Provide only the number of lines in the data below that contain the string "value".

#### RECORDS FOR PROCESSING

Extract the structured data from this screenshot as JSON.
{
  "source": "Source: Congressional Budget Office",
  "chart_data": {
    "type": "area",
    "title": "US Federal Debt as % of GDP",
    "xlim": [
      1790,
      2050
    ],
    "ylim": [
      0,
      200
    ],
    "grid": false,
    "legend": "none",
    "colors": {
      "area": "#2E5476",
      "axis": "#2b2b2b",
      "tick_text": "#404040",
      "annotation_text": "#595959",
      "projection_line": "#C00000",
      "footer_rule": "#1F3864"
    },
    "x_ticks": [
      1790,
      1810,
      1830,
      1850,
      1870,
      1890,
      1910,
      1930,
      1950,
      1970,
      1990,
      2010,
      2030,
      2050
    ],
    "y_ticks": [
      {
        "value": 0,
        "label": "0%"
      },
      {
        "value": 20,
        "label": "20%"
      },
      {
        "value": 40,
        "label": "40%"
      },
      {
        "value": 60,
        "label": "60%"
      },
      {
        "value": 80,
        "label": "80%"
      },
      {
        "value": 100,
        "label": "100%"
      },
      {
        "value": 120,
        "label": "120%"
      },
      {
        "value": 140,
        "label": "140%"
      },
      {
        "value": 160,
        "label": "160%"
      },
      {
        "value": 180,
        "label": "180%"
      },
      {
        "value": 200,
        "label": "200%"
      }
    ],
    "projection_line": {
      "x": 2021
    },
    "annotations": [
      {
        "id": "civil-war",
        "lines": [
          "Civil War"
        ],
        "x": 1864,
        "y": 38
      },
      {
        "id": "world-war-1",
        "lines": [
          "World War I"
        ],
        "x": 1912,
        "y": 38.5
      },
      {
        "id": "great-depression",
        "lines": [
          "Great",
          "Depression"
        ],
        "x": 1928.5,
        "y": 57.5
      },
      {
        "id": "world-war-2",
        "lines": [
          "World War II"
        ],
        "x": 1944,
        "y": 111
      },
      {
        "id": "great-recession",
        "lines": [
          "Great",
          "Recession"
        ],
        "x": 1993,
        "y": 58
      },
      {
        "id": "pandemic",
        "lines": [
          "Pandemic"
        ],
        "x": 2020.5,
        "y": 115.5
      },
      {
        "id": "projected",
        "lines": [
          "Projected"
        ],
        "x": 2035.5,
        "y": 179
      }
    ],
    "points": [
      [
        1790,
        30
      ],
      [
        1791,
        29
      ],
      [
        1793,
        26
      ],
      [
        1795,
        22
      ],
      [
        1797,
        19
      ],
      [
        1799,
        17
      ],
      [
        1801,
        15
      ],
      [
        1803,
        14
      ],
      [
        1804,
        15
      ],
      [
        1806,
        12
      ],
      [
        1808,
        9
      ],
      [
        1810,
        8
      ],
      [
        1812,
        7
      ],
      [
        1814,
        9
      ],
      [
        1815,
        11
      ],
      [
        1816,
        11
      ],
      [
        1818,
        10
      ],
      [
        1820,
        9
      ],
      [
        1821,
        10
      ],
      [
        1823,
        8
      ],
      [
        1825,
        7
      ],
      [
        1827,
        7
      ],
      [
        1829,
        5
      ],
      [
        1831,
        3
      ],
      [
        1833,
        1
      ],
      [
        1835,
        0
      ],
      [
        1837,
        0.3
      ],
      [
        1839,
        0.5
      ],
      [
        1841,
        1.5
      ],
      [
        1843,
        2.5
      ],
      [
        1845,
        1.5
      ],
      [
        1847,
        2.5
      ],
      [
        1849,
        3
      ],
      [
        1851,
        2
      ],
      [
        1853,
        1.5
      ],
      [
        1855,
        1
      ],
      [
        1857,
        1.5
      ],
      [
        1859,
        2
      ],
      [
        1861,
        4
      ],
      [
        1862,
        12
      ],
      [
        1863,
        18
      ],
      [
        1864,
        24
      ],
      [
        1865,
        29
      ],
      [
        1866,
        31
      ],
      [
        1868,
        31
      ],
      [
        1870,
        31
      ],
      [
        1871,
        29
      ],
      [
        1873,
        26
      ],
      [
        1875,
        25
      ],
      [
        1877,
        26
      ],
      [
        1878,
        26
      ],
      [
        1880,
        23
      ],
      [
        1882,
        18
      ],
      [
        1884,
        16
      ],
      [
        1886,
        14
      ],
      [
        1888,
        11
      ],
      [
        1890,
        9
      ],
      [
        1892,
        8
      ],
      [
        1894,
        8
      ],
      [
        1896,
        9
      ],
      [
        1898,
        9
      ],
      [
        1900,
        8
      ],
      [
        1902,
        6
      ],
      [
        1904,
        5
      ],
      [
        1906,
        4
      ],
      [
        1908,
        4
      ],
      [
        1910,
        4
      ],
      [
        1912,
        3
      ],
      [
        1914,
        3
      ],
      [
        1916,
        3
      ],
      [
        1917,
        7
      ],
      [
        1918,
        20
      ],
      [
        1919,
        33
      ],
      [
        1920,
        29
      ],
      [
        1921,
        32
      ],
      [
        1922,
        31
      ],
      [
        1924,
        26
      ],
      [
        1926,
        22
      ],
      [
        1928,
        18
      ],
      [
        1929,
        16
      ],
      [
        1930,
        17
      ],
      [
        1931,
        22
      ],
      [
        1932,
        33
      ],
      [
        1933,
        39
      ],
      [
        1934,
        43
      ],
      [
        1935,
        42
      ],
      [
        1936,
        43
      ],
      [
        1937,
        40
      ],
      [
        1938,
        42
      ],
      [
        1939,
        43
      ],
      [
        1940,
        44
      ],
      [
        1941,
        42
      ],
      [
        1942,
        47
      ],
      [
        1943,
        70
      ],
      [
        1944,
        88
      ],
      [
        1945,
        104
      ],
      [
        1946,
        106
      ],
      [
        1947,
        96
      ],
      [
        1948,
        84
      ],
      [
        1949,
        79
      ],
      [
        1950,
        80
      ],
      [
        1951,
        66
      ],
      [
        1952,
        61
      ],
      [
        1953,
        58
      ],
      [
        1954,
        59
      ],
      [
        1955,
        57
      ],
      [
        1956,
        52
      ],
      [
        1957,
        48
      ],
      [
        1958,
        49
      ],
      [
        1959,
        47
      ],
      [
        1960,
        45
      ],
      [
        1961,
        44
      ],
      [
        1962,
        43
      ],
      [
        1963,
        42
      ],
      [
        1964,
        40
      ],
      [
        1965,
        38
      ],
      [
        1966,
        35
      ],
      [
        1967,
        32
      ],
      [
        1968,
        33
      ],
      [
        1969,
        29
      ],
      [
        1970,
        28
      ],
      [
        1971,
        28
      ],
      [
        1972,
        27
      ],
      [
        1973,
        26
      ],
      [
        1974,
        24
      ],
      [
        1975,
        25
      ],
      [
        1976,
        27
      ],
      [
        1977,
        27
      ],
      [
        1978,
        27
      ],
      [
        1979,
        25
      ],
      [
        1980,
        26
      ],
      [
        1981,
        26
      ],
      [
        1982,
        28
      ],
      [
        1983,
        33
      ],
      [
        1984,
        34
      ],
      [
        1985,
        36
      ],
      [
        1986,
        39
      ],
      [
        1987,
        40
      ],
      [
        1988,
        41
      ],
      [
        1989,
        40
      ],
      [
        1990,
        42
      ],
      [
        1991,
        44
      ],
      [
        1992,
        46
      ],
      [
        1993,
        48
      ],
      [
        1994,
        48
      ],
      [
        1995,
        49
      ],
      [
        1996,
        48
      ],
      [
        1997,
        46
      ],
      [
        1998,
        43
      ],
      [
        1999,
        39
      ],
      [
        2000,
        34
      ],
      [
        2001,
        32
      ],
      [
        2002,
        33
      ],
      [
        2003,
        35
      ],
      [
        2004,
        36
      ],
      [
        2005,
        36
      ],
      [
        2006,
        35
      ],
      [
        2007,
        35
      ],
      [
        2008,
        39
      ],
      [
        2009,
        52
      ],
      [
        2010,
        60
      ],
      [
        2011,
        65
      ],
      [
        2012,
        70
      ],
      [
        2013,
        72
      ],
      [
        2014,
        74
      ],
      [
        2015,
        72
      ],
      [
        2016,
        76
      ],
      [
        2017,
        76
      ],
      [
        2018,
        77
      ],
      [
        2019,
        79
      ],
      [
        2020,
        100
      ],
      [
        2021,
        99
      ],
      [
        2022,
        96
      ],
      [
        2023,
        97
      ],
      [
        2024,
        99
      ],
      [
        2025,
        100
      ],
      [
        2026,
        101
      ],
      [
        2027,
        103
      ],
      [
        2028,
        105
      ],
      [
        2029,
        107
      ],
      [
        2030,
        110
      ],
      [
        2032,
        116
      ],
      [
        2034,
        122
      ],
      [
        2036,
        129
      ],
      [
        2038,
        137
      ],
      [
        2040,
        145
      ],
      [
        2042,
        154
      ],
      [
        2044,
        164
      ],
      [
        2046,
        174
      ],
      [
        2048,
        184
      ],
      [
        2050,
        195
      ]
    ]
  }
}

########

» EXERCISE SOLUTION:
11